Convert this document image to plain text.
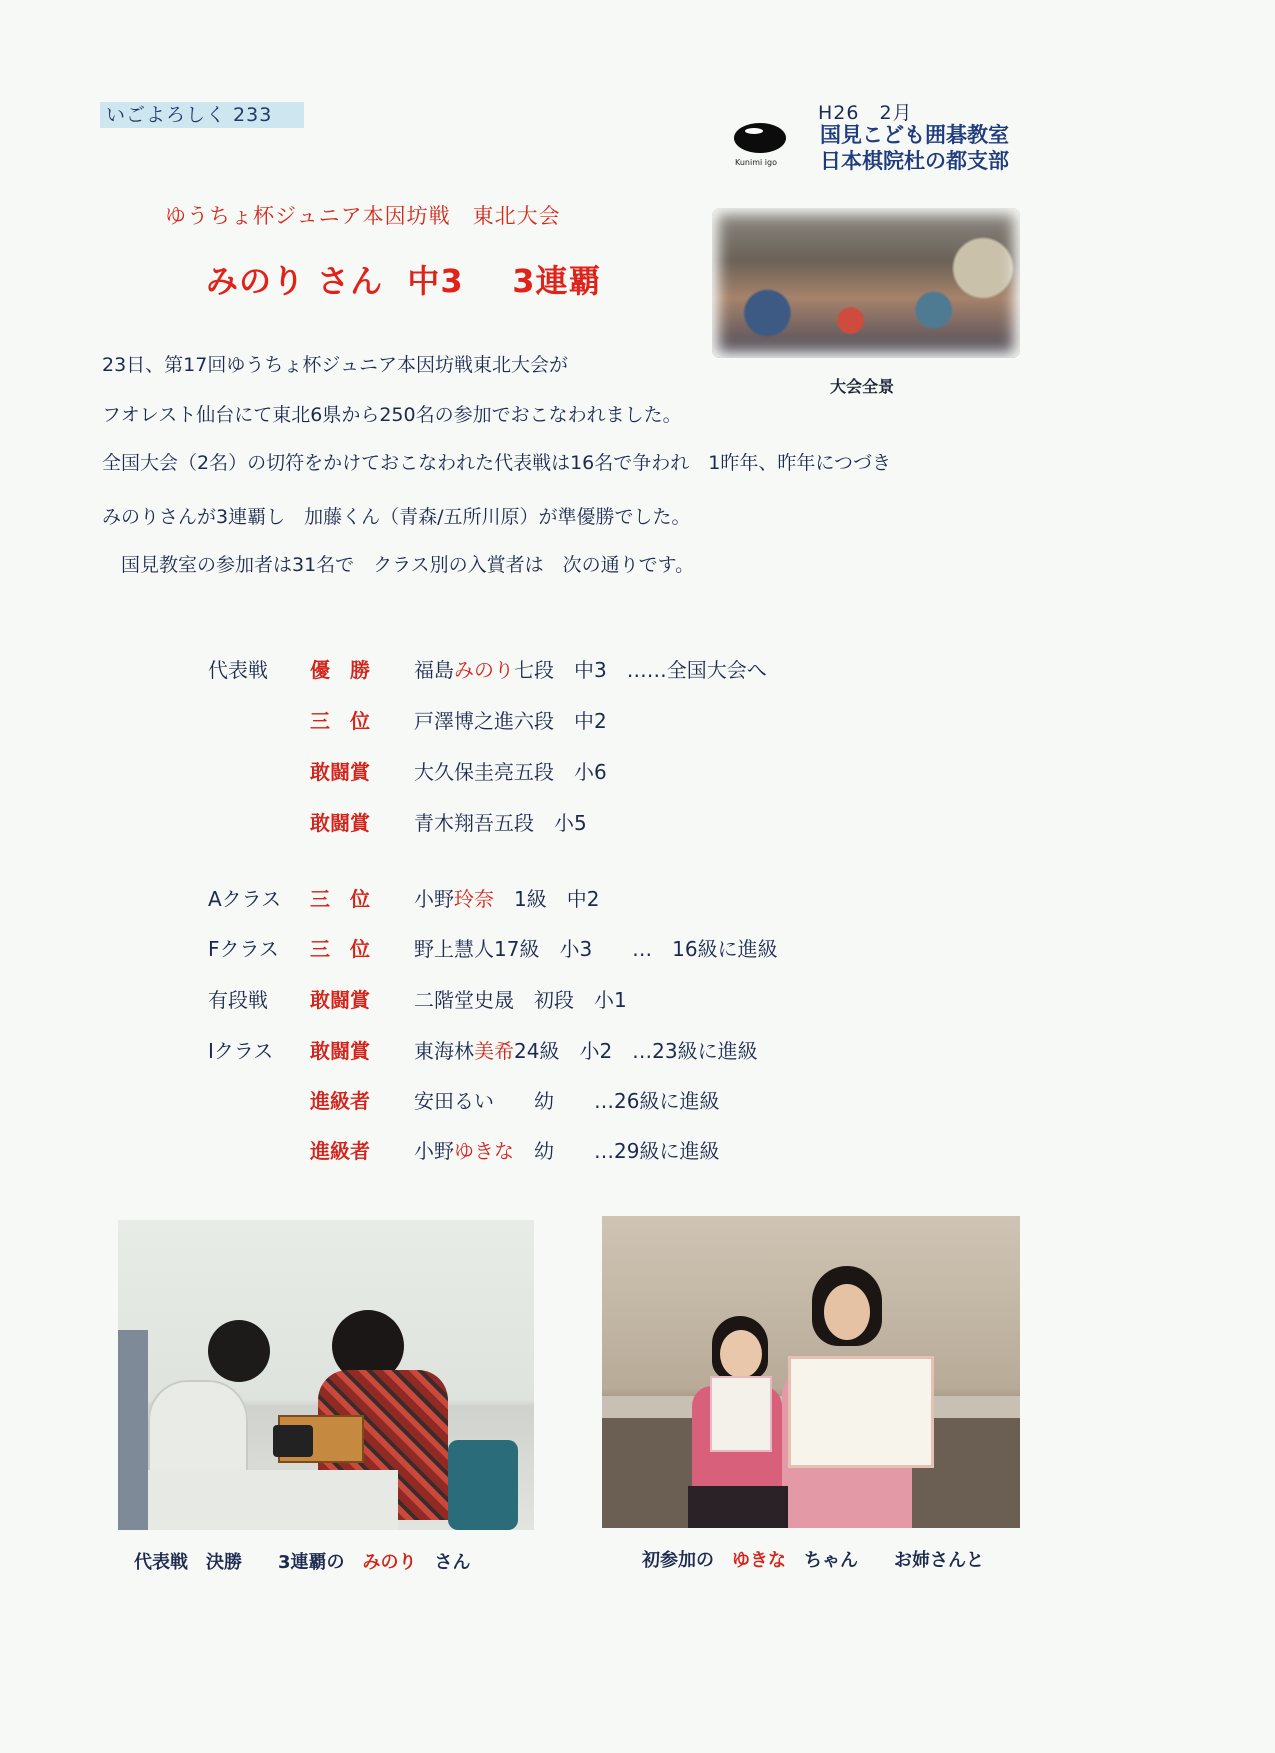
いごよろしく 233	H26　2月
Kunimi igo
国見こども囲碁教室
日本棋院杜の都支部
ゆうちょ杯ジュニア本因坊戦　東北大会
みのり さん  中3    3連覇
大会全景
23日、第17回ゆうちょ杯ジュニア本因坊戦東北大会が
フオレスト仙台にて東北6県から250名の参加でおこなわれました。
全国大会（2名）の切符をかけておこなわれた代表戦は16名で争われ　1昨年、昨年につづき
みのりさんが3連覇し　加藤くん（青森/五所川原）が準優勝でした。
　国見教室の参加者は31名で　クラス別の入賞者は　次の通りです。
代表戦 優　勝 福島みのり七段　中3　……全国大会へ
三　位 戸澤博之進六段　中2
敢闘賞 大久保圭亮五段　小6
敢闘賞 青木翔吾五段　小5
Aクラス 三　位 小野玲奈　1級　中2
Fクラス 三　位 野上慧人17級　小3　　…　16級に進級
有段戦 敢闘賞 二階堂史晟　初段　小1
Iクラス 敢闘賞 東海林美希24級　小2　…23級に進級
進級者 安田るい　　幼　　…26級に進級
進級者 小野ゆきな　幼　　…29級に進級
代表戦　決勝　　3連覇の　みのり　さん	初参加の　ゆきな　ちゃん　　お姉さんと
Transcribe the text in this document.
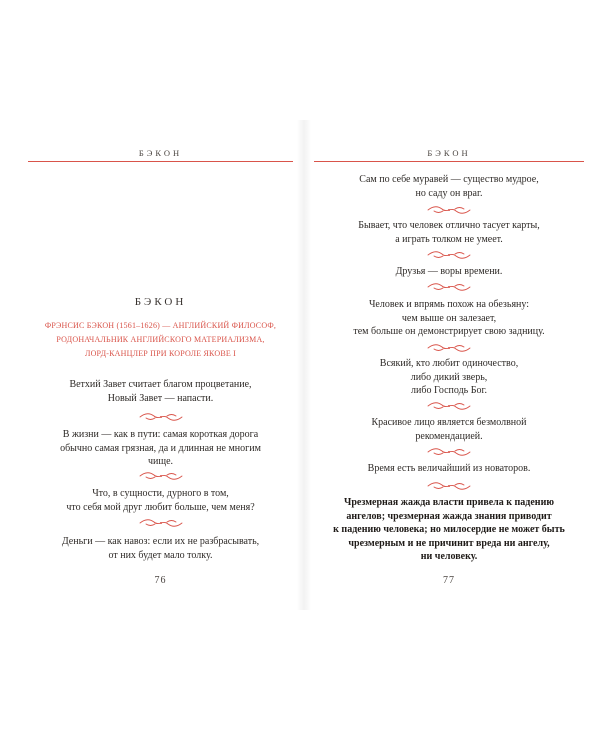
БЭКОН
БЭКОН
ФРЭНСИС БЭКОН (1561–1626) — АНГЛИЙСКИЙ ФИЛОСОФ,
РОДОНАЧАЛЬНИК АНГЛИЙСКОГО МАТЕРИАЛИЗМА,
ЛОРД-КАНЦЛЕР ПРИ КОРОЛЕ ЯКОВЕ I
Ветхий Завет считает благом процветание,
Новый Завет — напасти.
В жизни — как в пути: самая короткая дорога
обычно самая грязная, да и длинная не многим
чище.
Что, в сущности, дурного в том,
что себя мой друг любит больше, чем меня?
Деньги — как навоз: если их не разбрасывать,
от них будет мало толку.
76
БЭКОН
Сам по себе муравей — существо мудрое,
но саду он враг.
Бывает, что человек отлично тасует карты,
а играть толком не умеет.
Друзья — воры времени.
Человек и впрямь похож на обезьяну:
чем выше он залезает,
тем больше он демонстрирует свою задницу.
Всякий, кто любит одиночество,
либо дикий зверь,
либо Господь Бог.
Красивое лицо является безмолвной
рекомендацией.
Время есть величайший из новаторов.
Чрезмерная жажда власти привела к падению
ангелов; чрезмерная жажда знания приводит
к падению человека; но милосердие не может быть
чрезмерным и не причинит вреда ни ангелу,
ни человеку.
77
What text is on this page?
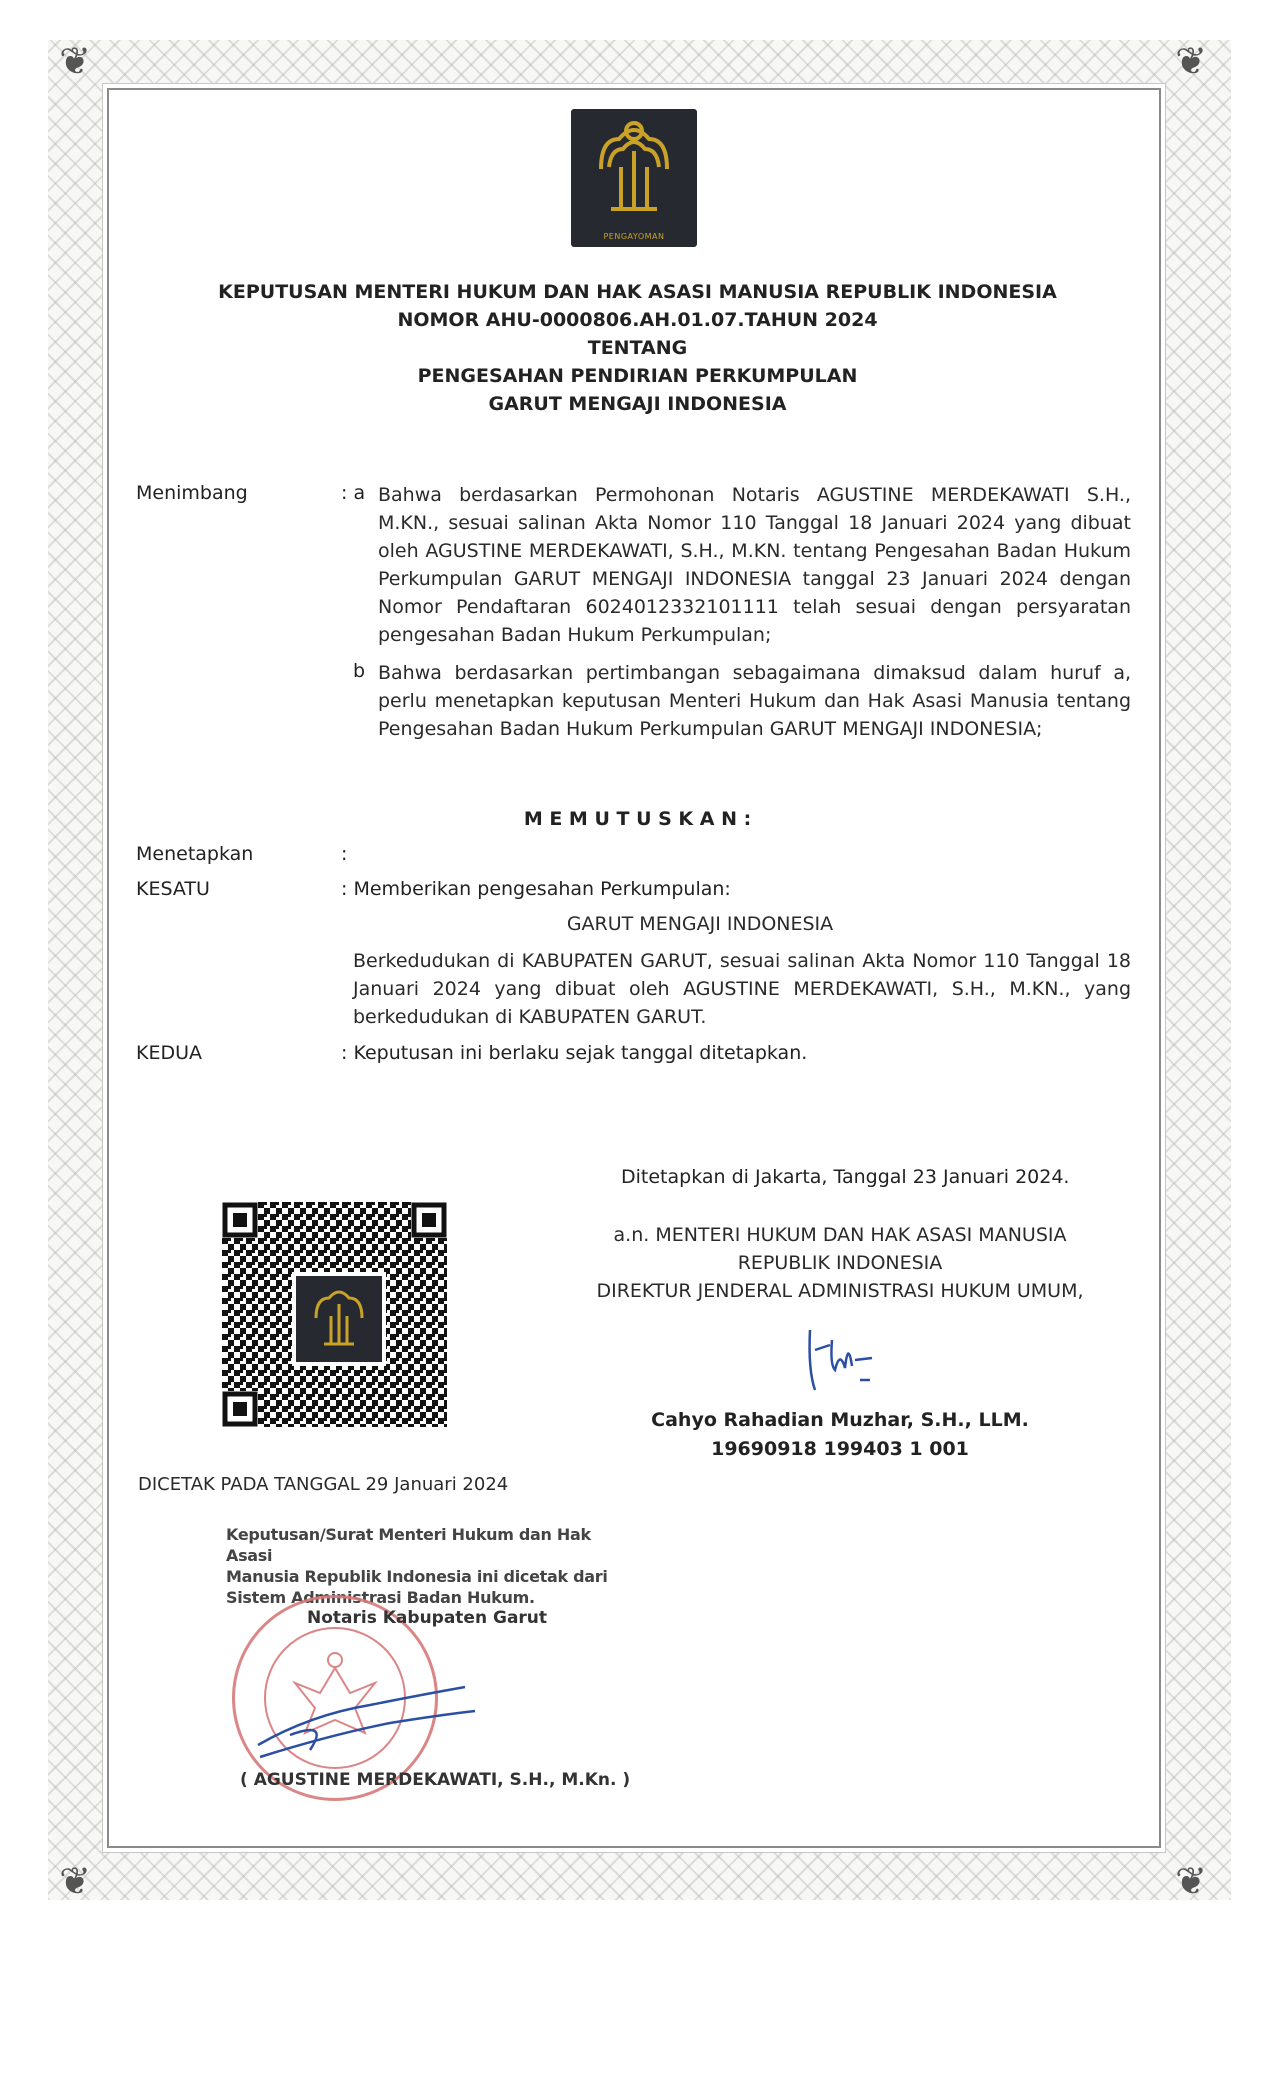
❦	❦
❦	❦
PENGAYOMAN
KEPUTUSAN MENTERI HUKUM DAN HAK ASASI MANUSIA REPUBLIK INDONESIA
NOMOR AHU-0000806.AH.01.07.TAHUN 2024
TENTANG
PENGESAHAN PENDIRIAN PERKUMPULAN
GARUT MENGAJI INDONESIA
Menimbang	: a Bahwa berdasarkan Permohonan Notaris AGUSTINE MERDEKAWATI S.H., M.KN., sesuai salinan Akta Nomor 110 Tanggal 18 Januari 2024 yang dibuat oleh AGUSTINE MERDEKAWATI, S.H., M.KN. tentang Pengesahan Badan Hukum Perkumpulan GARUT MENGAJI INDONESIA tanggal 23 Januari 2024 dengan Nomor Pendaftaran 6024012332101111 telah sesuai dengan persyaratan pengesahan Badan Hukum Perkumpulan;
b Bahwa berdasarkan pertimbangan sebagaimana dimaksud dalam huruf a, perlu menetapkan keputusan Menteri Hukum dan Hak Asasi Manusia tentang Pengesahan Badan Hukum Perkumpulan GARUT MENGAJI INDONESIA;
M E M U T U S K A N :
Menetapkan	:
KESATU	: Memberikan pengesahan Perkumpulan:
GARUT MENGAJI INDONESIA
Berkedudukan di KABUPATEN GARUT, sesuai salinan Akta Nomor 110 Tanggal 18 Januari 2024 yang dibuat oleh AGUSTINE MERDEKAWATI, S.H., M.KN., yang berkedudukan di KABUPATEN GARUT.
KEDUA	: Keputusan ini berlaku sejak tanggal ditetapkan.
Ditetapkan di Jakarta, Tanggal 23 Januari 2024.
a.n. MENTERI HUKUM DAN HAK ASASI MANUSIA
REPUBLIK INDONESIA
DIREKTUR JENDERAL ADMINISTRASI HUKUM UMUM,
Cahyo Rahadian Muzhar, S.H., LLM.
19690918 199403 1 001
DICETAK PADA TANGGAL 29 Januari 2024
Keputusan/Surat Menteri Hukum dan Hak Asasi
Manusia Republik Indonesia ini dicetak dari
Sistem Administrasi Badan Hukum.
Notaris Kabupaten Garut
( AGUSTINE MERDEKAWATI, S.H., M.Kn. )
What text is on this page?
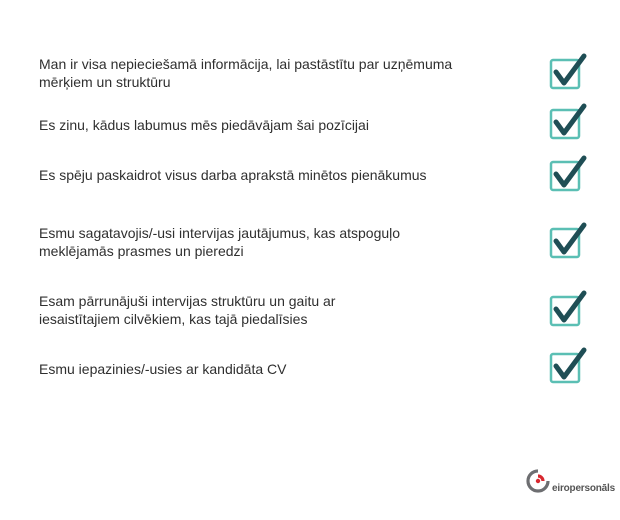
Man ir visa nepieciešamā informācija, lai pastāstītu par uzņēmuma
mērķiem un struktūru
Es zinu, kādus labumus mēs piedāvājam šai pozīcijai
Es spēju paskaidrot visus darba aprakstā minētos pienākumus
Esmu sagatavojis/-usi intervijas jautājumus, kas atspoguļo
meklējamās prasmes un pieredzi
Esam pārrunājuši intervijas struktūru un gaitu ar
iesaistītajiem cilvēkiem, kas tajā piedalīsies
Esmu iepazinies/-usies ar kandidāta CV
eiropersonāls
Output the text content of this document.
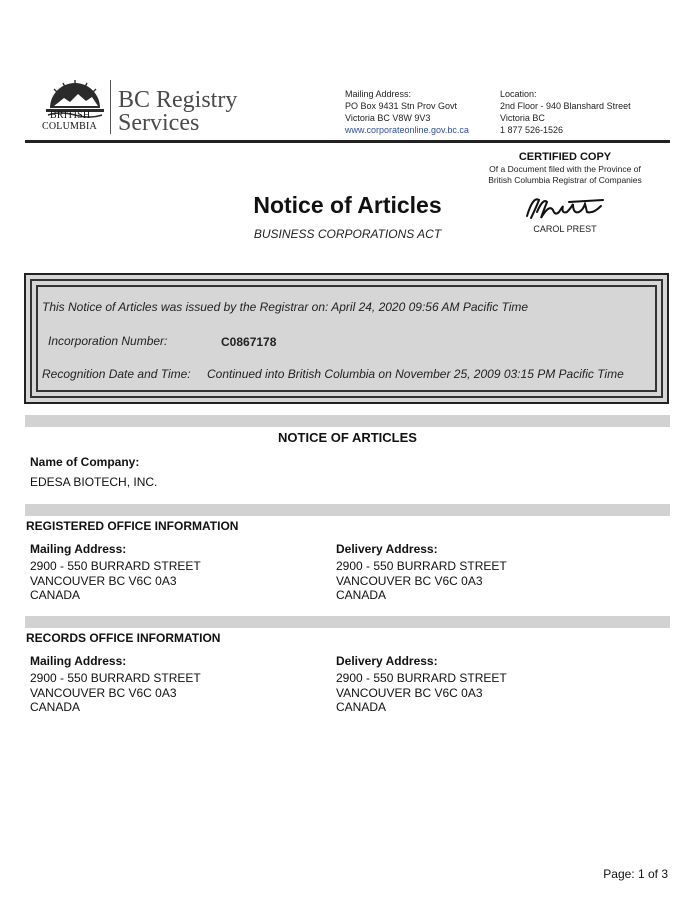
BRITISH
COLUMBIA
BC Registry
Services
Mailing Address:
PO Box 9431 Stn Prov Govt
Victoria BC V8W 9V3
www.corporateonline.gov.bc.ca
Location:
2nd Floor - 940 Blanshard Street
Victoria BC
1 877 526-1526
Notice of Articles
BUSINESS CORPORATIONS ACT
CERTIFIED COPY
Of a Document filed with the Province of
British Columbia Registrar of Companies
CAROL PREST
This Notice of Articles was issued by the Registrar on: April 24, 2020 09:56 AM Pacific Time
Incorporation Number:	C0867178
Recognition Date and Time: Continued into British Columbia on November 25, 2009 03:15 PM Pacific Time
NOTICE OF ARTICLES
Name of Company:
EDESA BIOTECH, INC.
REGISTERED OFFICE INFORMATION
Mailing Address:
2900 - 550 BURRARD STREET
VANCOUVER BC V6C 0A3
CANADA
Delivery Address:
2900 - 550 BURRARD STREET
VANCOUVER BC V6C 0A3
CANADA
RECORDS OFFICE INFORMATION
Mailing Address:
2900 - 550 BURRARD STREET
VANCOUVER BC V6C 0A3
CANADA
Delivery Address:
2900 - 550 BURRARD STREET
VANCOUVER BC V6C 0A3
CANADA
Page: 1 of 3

▬▬▬▬▬▬▬▬▬▬

*GIVEN PROBLEM*. Pick out each line in the material containing "жажда".

*ANSWER*.
Чрезмерная жажда власти привела к падению
ангелов; чрезмерная жажда знания приводит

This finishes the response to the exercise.